* _SUPPLIED DATA_
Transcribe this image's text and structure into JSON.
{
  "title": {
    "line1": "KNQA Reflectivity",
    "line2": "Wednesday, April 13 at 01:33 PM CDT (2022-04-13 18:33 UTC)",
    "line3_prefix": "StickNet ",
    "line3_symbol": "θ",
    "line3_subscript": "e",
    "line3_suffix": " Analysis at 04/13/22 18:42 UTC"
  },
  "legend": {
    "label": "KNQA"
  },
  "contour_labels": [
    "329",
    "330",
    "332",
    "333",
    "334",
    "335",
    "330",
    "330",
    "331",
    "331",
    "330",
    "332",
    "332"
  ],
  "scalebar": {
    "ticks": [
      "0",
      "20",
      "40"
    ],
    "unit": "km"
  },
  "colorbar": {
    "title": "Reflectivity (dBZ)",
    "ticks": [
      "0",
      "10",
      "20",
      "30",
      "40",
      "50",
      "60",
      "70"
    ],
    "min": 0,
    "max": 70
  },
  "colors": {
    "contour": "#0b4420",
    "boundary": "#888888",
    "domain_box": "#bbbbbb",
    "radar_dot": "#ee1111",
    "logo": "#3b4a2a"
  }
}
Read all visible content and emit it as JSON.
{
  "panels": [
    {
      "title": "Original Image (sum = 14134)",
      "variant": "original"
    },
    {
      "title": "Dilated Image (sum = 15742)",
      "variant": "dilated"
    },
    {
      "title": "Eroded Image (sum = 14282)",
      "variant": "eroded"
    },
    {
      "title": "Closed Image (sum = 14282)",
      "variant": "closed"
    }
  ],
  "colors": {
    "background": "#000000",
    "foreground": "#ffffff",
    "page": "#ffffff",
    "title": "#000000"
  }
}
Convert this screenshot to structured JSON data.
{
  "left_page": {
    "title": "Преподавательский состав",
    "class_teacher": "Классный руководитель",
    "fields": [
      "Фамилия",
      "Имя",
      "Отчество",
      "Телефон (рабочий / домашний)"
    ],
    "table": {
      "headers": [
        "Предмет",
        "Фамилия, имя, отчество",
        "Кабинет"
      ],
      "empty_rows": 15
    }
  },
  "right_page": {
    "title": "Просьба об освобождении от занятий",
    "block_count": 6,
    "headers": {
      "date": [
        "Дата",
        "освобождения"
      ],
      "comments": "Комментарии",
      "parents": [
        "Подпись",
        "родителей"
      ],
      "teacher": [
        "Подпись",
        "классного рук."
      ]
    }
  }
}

* _PROBLEM REQUIREMENTS_
Print all the data exactly.

* _RESPONSE BELOW_
Transcribe this image's text and structure into JSON.
{
  "title": {
    "line1": "KNQA Reflectivity",
    "line2": "Wednesday, April 13 at 01:33 PM CDT (2022-04-13 18:33 UTC)",
    "line3_prefix": "StickNet ",
    "line3_symbol": "θ",
    "line3_subscript": "e",
    "line3_suffix": " Analysis at 04/13/22 18:42 UTC"
  },
  "legend": {
    "label": "KNQA"
  },
  "contour_labels": [
    "329",
    "330",
    "332",
    "333",
    "334",
    "335",
    "330",
    "330",
    "331",
    "331",
    "330",
    "332",
    "332"
  ],
  "scalebar": {
    "ticks": [
      "0",
      "20",
      "40"
    ],
    "unit": "km"
  },
  "colorbar": {
    "title": "Reflectivity (dBZ)",
    "ticks": [
      "0",
      "10",
      "20",
      "30",
      "40",
      "50",
      "60",
      "70"
    ],
    "min": 0,
    "max": 70
  },
  "colors": {
    "contour": "#0b4420",
    "boundary": "#888888",
    "domain_box": "#bbbbbb",
    "radar_dot": "#ee1111",
    "logo": "#3b4a2a"
  }
}
Read all visible content and emit it as JSON.
{
  "panels": [
    {
      "title": "Original Image (sum = 14134)",
      "variant": "original"
    },
    {
      "title": "Dilated Image (sum = 15742)",
      "variant": "dilated"
    },
    {
      "title": "Eroded Image (sum = 14282)",
      "variant": "eroded"
    },
    {
      "title": "Closed Image (sum = 14282)",
      "variant": "closed"
    }
  ],
  "colors": {
    "background": "#000000",
    "foreground": "#ffffff",
    "page": "#ffffff",
    "title": "#000000"
  }
}
Convert this screenshot to structured JSON data.
{
  "left_page": {
    "title": "Преподавательский состав",
    "class_teacher": "Классный руководитель",
    "fields": [
      "Фамилия",
      "Имя",
      "Отчество",
      "Телефон (рабочий / домашний)"
    ],
    "table": {
      "headers": [
        "Предмет",
        "Фамилия, имя, отчество",
        "Кабинет"
      ],
      "empty_rows": 15
    }
  },
  "right_page": {
    "title": "Просьба об освобождении от занятий",
    "block_count": 6,
    "headers": {
      "date": [
        "Дата",
        "освобождения"
      ],
      "comments": "Комментарии",
      "parents": [
        "Подпись",
        "родителей"
      ],
      "teacher": [
        "Подпись",
        "классного рук."
      ]
    }
  }
}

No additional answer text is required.